Quote, without change, all of the lines that follow.

— BEGIN —

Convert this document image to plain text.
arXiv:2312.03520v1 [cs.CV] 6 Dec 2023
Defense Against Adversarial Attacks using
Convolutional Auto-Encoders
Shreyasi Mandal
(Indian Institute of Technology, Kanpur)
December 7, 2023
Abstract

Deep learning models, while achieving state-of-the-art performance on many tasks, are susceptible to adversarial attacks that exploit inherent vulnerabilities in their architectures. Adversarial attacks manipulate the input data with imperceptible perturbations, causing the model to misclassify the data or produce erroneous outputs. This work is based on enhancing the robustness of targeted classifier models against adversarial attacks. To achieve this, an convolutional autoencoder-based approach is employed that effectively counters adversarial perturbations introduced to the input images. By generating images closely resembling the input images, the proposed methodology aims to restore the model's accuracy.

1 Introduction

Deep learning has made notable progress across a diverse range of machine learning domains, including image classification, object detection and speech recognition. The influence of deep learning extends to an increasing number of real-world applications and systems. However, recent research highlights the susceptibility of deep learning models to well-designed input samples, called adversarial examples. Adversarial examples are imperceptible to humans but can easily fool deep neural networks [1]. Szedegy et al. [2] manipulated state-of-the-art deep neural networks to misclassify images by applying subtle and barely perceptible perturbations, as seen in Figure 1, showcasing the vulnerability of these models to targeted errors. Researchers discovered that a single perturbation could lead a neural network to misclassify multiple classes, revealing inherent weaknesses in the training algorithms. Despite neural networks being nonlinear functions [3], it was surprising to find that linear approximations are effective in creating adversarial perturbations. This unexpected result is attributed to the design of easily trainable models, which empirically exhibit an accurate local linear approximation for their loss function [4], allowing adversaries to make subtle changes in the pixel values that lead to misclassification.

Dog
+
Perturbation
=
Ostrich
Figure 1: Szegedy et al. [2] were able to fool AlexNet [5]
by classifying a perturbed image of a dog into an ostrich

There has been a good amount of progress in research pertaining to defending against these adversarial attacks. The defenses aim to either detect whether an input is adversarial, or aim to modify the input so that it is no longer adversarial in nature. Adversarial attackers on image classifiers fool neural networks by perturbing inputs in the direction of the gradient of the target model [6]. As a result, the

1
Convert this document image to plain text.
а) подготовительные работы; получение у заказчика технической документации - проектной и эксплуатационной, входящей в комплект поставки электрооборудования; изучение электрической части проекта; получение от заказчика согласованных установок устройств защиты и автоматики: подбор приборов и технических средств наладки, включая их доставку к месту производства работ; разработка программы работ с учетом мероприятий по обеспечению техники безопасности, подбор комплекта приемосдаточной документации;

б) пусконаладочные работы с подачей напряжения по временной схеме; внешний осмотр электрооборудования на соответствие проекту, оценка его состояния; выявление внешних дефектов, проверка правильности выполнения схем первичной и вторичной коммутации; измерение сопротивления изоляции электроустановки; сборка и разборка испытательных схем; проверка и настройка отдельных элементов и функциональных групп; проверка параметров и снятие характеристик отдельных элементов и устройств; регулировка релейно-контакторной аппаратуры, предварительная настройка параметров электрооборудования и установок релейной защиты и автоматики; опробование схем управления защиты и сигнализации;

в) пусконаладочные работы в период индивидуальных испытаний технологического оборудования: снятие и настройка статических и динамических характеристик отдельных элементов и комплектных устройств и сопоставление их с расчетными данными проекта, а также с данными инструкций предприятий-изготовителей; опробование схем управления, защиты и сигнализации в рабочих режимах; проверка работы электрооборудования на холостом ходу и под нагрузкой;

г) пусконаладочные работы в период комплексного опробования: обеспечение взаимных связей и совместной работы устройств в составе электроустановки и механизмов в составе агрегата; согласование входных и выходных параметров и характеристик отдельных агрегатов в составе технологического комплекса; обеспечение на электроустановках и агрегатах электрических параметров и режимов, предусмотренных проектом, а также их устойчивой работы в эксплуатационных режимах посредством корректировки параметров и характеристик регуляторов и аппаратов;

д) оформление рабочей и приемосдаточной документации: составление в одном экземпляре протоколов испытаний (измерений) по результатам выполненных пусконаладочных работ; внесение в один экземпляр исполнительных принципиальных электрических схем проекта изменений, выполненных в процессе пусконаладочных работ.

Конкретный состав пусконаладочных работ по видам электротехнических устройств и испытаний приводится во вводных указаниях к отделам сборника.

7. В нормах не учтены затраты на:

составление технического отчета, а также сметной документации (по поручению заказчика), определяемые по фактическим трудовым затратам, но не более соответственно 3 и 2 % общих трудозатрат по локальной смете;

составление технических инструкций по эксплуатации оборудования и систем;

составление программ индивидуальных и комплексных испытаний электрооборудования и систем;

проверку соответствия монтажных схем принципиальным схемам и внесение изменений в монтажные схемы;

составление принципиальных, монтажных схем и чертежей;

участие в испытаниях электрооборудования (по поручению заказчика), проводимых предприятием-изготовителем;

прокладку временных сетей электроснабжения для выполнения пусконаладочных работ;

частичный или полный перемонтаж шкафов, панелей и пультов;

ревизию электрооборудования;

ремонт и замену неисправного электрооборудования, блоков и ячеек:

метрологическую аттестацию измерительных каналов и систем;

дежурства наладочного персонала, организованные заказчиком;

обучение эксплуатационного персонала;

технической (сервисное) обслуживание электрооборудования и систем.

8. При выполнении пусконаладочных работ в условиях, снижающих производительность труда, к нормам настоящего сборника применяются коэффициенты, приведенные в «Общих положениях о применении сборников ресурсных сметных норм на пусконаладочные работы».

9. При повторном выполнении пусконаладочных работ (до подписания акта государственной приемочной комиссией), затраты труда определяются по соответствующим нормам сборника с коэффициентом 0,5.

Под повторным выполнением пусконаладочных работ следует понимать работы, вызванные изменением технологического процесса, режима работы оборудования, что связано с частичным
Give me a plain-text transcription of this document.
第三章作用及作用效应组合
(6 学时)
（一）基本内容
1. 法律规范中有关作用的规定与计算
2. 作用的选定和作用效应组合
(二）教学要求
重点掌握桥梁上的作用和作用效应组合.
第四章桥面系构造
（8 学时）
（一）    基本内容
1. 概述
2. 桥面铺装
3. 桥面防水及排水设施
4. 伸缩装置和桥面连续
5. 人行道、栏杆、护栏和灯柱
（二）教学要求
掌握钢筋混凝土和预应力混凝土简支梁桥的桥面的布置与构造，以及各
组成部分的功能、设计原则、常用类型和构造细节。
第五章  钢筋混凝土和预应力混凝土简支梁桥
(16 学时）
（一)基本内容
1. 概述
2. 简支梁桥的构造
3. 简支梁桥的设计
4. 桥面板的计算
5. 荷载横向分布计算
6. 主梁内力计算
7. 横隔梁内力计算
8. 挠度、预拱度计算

— END —

### COMPLETE OUTPUT:
Convert this document image to plain text.
arXiv:2312.03520v1 [cs.CV] 6 Dec 2023
Defense Against Adversarial Attacks using
Convolutional Auto-Encoders
Shreyasi Mandal
(Indian Institute of Technology, Kanpur)
December 7, 2023
Abstract

Deep learning models, while achieving state-of-the-art performance on many tasks, are susceptible to adversarial attacks that exploit inherent vulnerabilities in their architectures. Adversarial attacks manipulate the input data with imperceptible perturbations, causing the model to misclassify the data or produce erroneous outputs. This work is based on enhancing the robustness of targeted classifier models against adversarial attacks. To achieve this, an convolutional autoencoder-based approach is employed that effectively counters adversarial perturbations introduced to the input images. By generating images closely resembling the input images, the proposed methodology aims to restore the model's accuracy.

1 Introduction

Deep learning has made notable progress across a diverse range of machine learning domains, including image classification, object detection and speech recognition. The influence of deep learning extends to an increasing number of real-world applications and systems. However, recent research highlights the susceptibility of deep learning models to well-designed input samples, called adversarial examples. Adversarial examples are imperceptible to humans but can easily fool deep neural networks [1]. Szedegy et al. [2] manipulated state-of-the-art deep neural networks to misclassify images by applying subtle and barely perceptible perturbations, as seen in Figure 1, showcasing the vulnerability of these models to targeted errors. Researchers discovered that a single perturbation could lead a neural network to misclassify multiple classes, revealing inherent weaknesses in the training algorithms. Despite neural networks being nonlinear functions [3], it was surprising to find that linear approximations are effective in creating adversarial perturbations. This unexpected result is attributed to the design of easily trainable models, which empirically exhibit an accurate local linear approximation for their loss function [4], allowing adversaries to make subtle changes in the pixel values that lead to misclassification.

Dog
+
Perturbation
=
Ostrich
Figure 1: Szegedy et al. [2] were able to fool AlexNet [5]
by classifying a perturbed image of a dog into an ostrich

There has been a good amount of progress in research pertaining to defending against these adversarial attacks. The defenses aim to either detect whether an input is adversarial, or aim to modify the input so that it is no longer adversarial in nature. Adversarial attackers on image classifiers fool neural networks by perturbing inputs in the direction of the gradient of the target model [6]. As a result, the

1
Convert this document image to plain text.
а) подготовительные работы; получение у заказчика технической документации - проектной и эксплуатационной, входящей в комплект поставки электрооборудования; изучение электрической части проекта; получение от заказчика согласованных установок устройств защиты и автоматики: подбор приборов и технических средств наладки, включая их доставку к месту производства работ; разработка программы работ с учетом мероприятий по обеспечению техники безопасности, подбор комплекта приемосдаточной документации;

б) пусконаладочные работы с подачей напряжения по временной схеме; внешний осмотр электрооборудования на соответствие проекту, оценка его состояния; выявление внешних дефектов, проверка правильности выполнения схем первичной и вторичной коммутации; измерение сопротивления изоляции электроустановки; сборка и разборка испытательных схем; проверка и настройка отдельных элементов и функциональных групп; проверка параметров и снятие характеристик отдельных элементов и устройств; регулировка релейно-контакторной аппаратуры, предварительная настройка параметров электрооборудования и установок релейной защиты и автоматики; опробование схем управления защиты и сигнализации;

в) пусконаладочные работы в период индивидуальных испытаний технологического оборудования: снятие и настройка статических и динамических характеристик отдельных элементов и комплектных устройств и сопоставление их с расчетными данными проекта, а также с данными инструкций предприятий-изготовителей; опробование схем управления, защиты и сигнализации в рабочих режимах; проверка работы электрооборудования на холостом ходу и под нагрузкой;

г) пусконаладочные работы в период комплексного опробования: обеспечение взаимных связей и совместной работы устройств в составе электроустановки и механизмов в составе агрегата; согласование входных и выходных параметров и характеристик отдельных агрегатов в составе технологического комплекса; обеспечение на электроустановках и агрегатах электрических параметров и режимов, предусмотренных проектом, а также их устойчивой работы в эксплуатационных режимах посредством корректировки параметров и характеристик регуляторов и аппаратов;

д) оформление рабочей и приемосдаточной документации: составление в одном экземпляре протоколов испытаний (измерений) по результатам выполненных пусконаладочных работ; внесение в один экземпляр исполнительных принципиальных электрических схем проекта изменений, выполненных в процессе пусконаладочных работ.

Конкретный состав пусконаладочных работ по видам электротехнических устройств и испытаний приводится во вводных указаниях к отделам сборника.

7. В нормах не учтены затраты на:

составление технического отчета, а также сметной документации (по поручению заказчика), определяемые по фактическим трудовым затратам, но не более соответственно 3 и 2 % общих трудозатрат по локальной смете;

составление технических инструкций по эксплуатации оборудования и систем;

составление программ индивидуальных и комплексных испытаний электрооборудования и систем;

проверку соответствия монтажных схем принципиальным схемам и внесение изменений в монтажные схемы;

составление принципиальных, монтажных схем и чертежей;

участие в испытаниях электрооборудования (по поручению заказчика), проводимых предприятием-изготовителем;

прокладку временных сетей электроснабжения для выполнения пусконаладочных работ;

частичный или полный перемонтаж шкафов, панелей и пультов;

ревизию электрооборудования;

ремонт и замену неисправного электрооборудования, блоков и ячеек:

метрологическую аттестацию измерительных каналов и систем;

дежурства наладочного персонала, организованные заказчиком;

обучение эксплуатационного персонала;

технической (сервисное) обслуживание электрооборудования и систем.

8. При выполнении пусконаладочных работ в условиях, снижающих производительность труда, к нормам настоящего сборника применяются коэффициенты, приведенные в «Общих положениях о применении сборников ресурсных сметных норм на пусконаладочные работы».

9. При повторном выполнении пусконаладочных работ (до подписания акта государственной приемочной комиссией), затраты труда определяются по соответствующим нормам сборника с коэффициентом 0,5.

Под повторным выполнением пусконаладочных работ следует понимать работы, вызванные изменением технологического процесса, режима работы оборудования, что связано с частичным
Give me a plain-text transcription of this document.
第三章作用及作用效应组合
(6 学时)
（一）基本内容
1. 法律规范中有关作用的规定与计算
2. 作用的选定和作用效应组合
(二）教学要求
重点掌握桥梁上的作用和作用效应组合.
第四章桥面系构造
（8 学时）
（一）    基本内容
1. 概述
2. 桥面铺装
3. 桥面防水及排水设施
4. 伸缩装置和桥面连续
5. 人行道、栏杆、护栏和灯柱
（二）教学要求
掌握钢筋混凝土和预应力混凝土简支梁桥的桥面的布置与构造，以及各
组成部分的功能、设计原则、常用类型和构造细节。
第五章  钢筋混凝土和预应力混凝土简支梁桥
(16 学时）
（一)基本内容
1. 概述
2. 简支梁桥的构造
3. 简支梁桥的设计
4. 桥面板的计算
5. 荷载横向分布计算
6. 主梁内力计算
7. 横隔梁内力计算
8. 挠度、预拱度计算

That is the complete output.